### Goal
Print the entries verbatim, leaving out the images they contain.

### Given entries
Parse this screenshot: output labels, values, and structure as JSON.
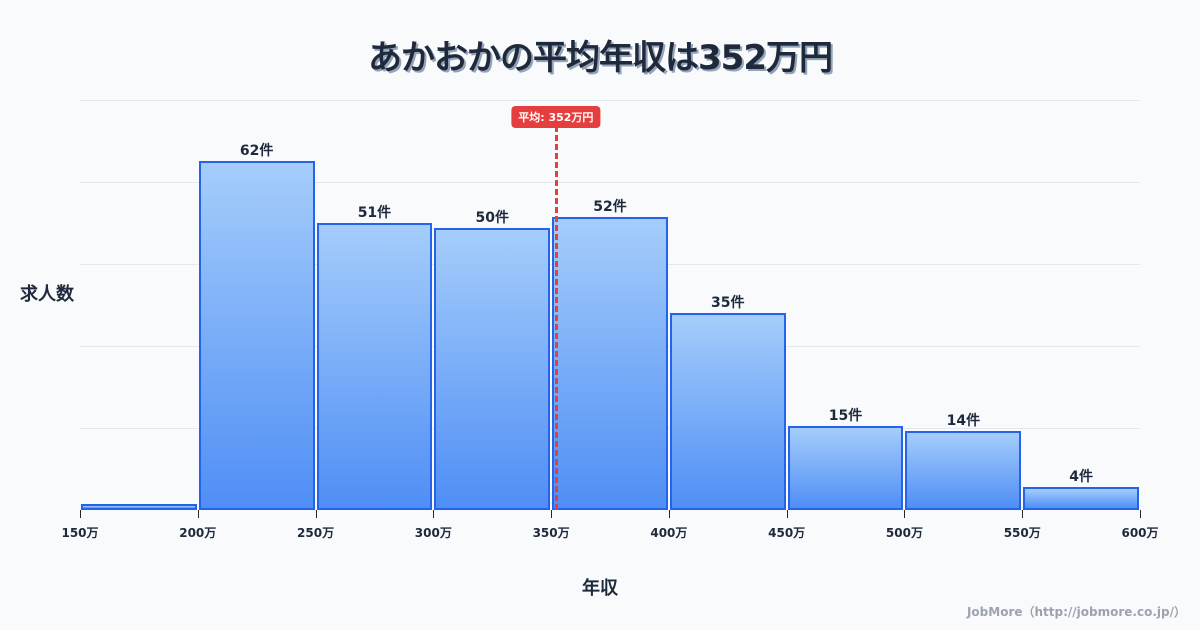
{
  "title": "あかおかの平均年収は352万円",
  "credit": "JobMore（http://jobmore.co.jp/）",
  "mean_badge": "平均: 352万円",
  "colors": {
    "bar_top": "#a5cdfb",
    "bar_bottom": "#4f8ef5",
    "bar_border": "#2563eb",
    "mean_line": "#e53e3e",
    "text": "#1e293b",
    "background": "#f8fafc",
    "grid": "#e2e8f0"
  },
  "chart_data": {
    "type": "bar",
    "title": "あかおかの平均年収は352万円",
    "xlabel": "年収",
    "ylabel": "求人数",
    "categories": [
      "150万-200万",
      "200万-250万",
      "250万-300万",
      "300万-350万",
      "350万-400万",
      "400万-450万",
      "450万-500万",
      "500万-550万",
      "550万-600万"
    ],
    "bin_edges": [
      150,
      200,
      250,
      300,
      350,
      400,
      450,
      500,
      550,
      600
    ],
    "tick_labels": [
      "150万",
      "200万",
      "250万",
      "300万",
      "350万",
      "400万",
      "450万",
      "500万",
      "550万",
      "600万"
    ],
    "values": [
      1,
      62,
      51,
      50,
      52,
      35,
      15,
      14,
      4
    ],
    "value_labels": [
      "",
      "62件",
      "51件",
      "50件",
      "52件",
      "35件",
      "15件",
      "14件",
      "4件"
    ],
    "mean": 352,
    "mean_label": "平均: 352万円",
    "ylim": [
      0,
      72.8
    ],
    "grid": true,
    "gridlines": 5,
    "legend": null
  }
}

### Worked answer
Parse this screenshot: output labels, values, and structure as JSON.
{
  "title": "あかおかの平均年収は352万円",
  "credit": "JobMore（http://jobmore.co.jp/）",
  "mean_badge": "平均: 352万円",
  "colors": {
    "bar_top": "#a5cdfb",
    "bar_bottom": "#4f8ef5",
    "bar_border": "#2563eb",
    "mean_line": "#e53e3e",
    "text": "#1e293b",
    "background": "#f8fafc",
    "grid": "#e2e8f0"
  },
  "chart_data": {
    "type": "bar",
    "title": "あかおかの平均年収は352万円",
    "xlabel": "年収",
    "ylabel": "求人数",
    "categories": [
      "150万-200万",
      "200万-250万",
      "250万-300万",
      "300万-350万",
      "350万-400万",
      "400万-450万",
      "450万-500万",
      "500万-550万",
      "550万-600万"
    ],
    "bin_edges": [
      150,
      200,
      250,
      300,
      350,
      400,
      450,
      500,
      550,
      600
    ],
    "tick_labels": [
      "150万",
      "200万",
      "250万",
      "300万",
      "350万",
      "400万",
      "450万",
      "500万",
      "550万",
      "600万"
    ],
    "values": [
      1,
      62,
      51,
      50,
      52,
      35,
      15,
      14,
      4
    ],
    "value_labels": [
      "",
      "62件",
      "51件",
      "50件",
      "52件",
      "35件",
      "15件",
      "14件",
      "4件"
    ],
    "mean": 352,
    "mean_label": "平均: 352万円",
    "ylim": [
      0,
      72.8
    ],
    "grid": true,
    "gridlines": 5,
    "legend": null
  }
}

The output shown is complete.